--- START OF DATA TO USE ---

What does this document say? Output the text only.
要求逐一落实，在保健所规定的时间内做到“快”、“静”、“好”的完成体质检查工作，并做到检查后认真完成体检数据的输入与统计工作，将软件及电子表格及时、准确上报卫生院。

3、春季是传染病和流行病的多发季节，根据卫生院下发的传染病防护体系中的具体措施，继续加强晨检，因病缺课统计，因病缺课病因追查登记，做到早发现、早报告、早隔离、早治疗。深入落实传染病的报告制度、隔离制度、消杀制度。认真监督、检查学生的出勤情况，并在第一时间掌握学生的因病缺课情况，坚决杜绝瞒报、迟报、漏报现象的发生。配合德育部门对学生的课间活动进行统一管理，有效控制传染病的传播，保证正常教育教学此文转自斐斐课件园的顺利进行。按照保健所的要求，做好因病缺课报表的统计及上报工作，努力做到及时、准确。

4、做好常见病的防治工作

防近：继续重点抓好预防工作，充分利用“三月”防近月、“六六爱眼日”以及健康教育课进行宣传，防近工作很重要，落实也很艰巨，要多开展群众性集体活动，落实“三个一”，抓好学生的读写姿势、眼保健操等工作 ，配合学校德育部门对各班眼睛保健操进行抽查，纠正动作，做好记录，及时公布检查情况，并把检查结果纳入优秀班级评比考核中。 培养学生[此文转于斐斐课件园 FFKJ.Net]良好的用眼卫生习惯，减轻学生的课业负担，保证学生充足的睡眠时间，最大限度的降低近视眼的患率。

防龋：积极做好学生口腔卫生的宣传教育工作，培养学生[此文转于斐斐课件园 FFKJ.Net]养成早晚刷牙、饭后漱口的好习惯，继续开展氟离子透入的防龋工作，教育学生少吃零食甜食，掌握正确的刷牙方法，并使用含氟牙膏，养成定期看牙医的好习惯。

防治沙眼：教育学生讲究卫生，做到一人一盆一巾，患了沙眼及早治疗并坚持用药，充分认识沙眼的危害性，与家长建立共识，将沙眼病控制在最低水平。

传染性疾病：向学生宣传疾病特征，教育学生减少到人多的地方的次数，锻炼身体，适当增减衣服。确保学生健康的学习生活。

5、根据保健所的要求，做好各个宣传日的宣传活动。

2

--- END OF DATA TO USE ---

◆ YOUR INSTRUCTIONS ◆
Your task is to reproduce all of the records exactly.

◆ ANSWER ◆
What does this document say? Output the text only.
要求逐一落实，在保健所规定的时间内做到“快”、“静”、“好”的完成体质检查工作，并做到检查后认真完成体检数据的输入与统计工作，将软件及电子表格及时、准确上报卫生院。

3、春季是传染病和流行病的多发季节，根据卫生院下发的传染病防护体系中的具体措施，继续加强晨检，因病缺课统计，因病缺课病因追查登记，做到早发现、早报告、早隔离、早治疗。深入落实传染病的报告制度、隔离制度、消杀制度。认真监督、检查学生的出勤情况，并在第一时间掌握学生的因病缺课情况，坚决杜绝瞒报、迟报、漏报现象的发生。配合德育部门对学生的课间活动进行统一管理，有效控制传染病的传播，保证正常教育教学此文转自斐斐课件园的顺利进行。按照保健所的要求，做好因病缺课报表的统计及上报工作，努力做到及时、准确。

4、做好常见病的防治工作

防近：继续重点抓好预防工作，充分利用“三月”防近月、“六六爱眼日”以及健康教育课进行宣传，防近工作很重要，落实也很艰巨，要多开展群众性集体活动，落实“三个一”，抓好学生的读写姿势、眼保健操等工作 ，配合学校德育部门对各班眼睛保健操进行抽查，纠正动作，做好记录，及时公布检查情况，并把检查结果纳入优秀班级评比考核中。 培养学生[此文转于斐斐课件园 FFKJ.Net]良好的用眼卫生习惯，减轻学生的课业负担，保证学生充足的睡眠时间，最大限度的降低近视眼的患率。

防龋：积极做好学生口腔卫生的宣传教育工作，培养学生[此文转于斐斐课件园 FFKJ.Net]养成早晚刷牙、饭后漱口的好习惯，继续开展氟离子透入的防龋工作，教育学生少吃零食甜食，掌握正确的刷牙方法，并使用含氟牙膏，养成定期看牙医的好习惯。

防治沙眼：教育学生讲究卫生，做到一人一盆一巾，患了沙眼及早治疗并坚持用药，充分认识沙眼的危害性，与家长建立共识，将沙眼病控制在最低水平。

传染性疾病：向学生宣传疾病特征，教育学生减少到人多的地方的次数，锻炼身体，适当增减衣服。确保学生健康的学习生活。

5、根据保健所的要求，做好各个宣传日的宣传活动。

2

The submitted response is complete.